### Task requirements
Write out the whole listing again, exactly as given.

### Records for this task
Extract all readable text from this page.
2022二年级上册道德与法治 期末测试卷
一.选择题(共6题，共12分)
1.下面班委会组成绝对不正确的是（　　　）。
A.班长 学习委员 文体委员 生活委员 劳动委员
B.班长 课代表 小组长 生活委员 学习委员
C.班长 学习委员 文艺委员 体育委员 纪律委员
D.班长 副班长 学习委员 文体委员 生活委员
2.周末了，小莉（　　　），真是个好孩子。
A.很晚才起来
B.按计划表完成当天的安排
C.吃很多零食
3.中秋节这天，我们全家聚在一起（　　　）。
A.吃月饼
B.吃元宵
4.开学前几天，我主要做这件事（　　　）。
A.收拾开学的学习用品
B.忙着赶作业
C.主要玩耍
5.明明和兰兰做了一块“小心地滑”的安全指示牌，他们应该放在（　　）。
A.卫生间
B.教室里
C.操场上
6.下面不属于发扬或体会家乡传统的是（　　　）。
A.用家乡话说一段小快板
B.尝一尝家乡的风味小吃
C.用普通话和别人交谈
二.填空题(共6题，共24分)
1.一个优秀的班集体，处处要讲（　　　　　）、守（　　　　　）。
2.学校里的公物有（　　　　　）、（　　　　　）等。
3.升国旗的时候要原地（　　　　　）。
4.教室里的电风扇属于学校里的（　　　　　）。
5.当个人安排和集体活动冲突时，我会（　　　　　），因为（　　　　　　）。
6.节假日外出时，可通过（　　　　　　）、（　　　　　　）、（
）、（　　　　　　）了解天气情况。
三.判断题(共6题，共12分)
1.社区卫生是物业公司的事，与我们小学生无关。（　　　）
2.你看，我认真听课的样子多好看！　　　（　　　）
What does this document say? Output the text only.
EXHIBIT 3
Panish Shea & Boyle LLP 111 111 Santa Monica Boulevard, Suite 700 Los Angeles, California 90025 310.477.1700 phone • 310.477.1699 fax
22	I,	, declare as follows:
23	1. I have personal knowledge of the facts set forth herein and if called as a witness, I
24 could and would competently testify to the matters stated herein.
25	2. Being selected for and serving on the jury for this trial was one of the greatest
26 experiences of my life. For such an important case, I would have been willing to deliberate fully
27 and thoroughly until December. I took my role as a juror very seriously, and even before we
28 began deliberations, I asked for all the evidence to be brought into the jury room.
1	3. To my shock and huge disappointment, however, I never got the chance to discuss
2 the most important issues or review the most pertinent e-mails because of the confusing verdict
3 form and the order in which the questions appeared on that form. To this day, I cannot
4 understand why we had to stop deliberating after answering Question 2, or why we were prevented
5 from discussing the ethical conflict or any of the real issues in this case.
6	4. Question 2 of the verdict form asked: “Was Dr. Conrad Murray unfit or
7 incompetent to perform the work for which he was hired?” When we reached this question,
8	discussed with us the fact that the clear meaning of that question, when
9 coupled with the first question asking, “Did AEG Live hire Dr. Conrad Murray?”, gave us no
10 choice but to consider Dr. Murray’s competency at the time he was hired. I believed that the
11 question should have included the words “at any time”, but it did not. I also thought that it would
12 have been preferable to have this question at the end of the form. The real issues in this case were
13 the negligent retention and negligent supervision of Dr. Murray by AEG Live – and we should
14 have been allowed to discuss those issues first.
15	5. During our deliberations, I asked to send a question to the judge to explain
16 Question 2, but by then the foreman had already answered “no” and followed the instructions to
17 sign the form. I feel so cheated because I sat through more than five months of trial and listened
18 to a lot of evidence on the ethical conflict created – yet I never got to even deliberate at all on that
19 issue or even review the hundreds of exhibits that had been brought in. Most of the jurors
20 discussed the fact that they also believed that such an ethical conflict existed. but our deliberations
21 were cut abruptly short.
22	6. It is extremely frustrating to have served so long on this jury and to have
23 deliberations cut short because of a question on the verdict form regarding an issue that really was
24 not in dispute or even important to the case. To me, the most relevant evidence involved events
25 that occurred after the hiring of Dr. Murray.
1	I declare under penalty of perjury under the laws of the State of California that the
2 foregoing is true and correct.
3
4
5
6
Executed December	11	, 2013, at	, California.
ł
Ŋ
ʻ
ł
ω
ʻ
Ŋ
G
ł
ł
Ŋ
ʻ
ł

### Reply
Extract all readable text from this page.
2022二年级上册道德与法治 期末测试卷
一.选择题(共6题，共12分)
1.下面班委会组成绝对不正确的是（　　　）。
A.班长 学习委员 文体委员 生活委员 劳动委员
B.班长 课代表 小组长 生活委员 学习委员
C.班长 学习委员 文艺委员 体育委员 纪律委员
D.班长 副班长 学习委员 文体委员 生活委员
2.周末了，小莉（　　　），真是个好孩子。
A.很晚才起来
B.按计划表完成当天的安排
C.吃很多零食
3.中秋节这天，我们全家聚在一起（　　　）。
A.吃月饼
B.吃元宵
4.开学前几天，我主要做这件事（　　　）。
A.收拾开学的学习用品
B.忙着赶作业
C.主要玩耍
5.明明和兰兰做了一块“小心地滑”的安全指示牌，他们应该放在（　　）。
A.卫生间
B.教室里
C.操场上
6.下面不属于发扬或体会家乡传统的是（　　　）。
A.用家乡话说一段小快板
B.尝一尝家乡的风味小吃
C.用普通话和别人交谈
二.填空题(共6题，共24分)
1.一个优秀的班集体，处处要讲（　　　　　）、守（　　　　　）。
2.学校里的公物有（　　　　　）、（　　　　　）等。
3.升国旗的时候要原地（　　　　　）。
4.教室里的电风扇属于学校里的（　　　　　）。
5.当个人安排和集体活动冲突时，我会（　　　　　），因为（　　　　　　）。
6.节假日外出时，可通过（　　　　　　）、（　　　　　　）、（
）、（　　　　　　）了解天气情况。
三.判断题(共6题，共12分)
1.社区卫生是物业公司的事，与我们小学生无关。（　　　）
2.你看，我认真听课的样子多好看！　　　（　　　）
What does this document say? Output the text only.
EXHIBIT 3
Panish Shea & Boyle LLP 111 111 Santa Monica Boulevard, Suite 700 Los Angeles, California 90025 310.477.1700 phone • 310.477.1699 fax
22	I,	, declare as follows:
23	1. I have personal knowledge of the facts set forth herein and if called as a witness, I
24 could and would competently testify to the matters stated herein.
25	2. Being selected for and serving on the jury for this trial was one of the greatest
26 experiences of my life. For such an important case, I would have been willing to deliberate fully
27 and thoroughly until December. I took my role as a juror very seriously, and even before we
28 began deliberations, I asked for all the evidence to be brought into the jury room.
1	3. To my shock and huge disappointment, however, I never got the chance to discuss
2 the most important issues or review the most pertinent e-mails because of the confusing verdict
3 form and the order in which the questions appeared on that form. To this day, I cannot
4 understand why we had to stop deliberating after answering Question 2, or why we were prevented
5 from discussing the ethical conflict or any of the real issues in this case.
6	4. Question 2 of the verdict form asked: “Was Dr. Conrad Murray unfit or
7 incompetent to perform the work for which he was hired?” When we reached this question,
8	discussed with us the fact that the clear meaning of that question, when
9 coupled with the first question asking, “Did AEG Live hire Dr. Conrad Murray?”, gave us no
10 choice but to consider Dr. Murray’s competency at the time he was hired. I believed that the
11 question should have included the words “at any time”, but it did not. I also thought that it would
12 have been preferable to have this question at the end of the form. The real issues in this case were
13 the negligent retention and negligent supervision of Dr. Murray by AEG Live – and we should
14 have been allowed to discuss those issues first.
15	5. During our deliberations, I asked to send a question to the judge to explain
16 Question 2, but by then the foreman had already answered “no” and followed the instructions to
17 sign the form. I feel so cheated because I sat through more than five months of trial and listened
18 to a lot of evidence on the ethical conflict created – yet I never got to even deliberate at all on that
19 issue or even review the hundreds of exhibits that had been brought in. Most of the jurors
20 discussed the fact that they also believed that such an ethical conflict existed. but our deliberations
21 were cut abruptly short.
22	6. It is extremely frustrating to have served so long on this jury and to have
23 deliberations cut short because of a question on the verdict form regarding an issue that really was
24 not in dispute or even important to the case. To me, the most relevant evidence involved events
25 that occurred after the hiring of Dr. Murray.
1	I declare under penalty of perjury under the laws of the State of California that the
2 foregoing is true and correct.
3
4
5
6
Executed December	11	, 2013, at	, California.
ł
Ŋ
ʻ
ł
ω
ʻ
Ŋ
G
ł
ł
Ŋ
ʻ
ł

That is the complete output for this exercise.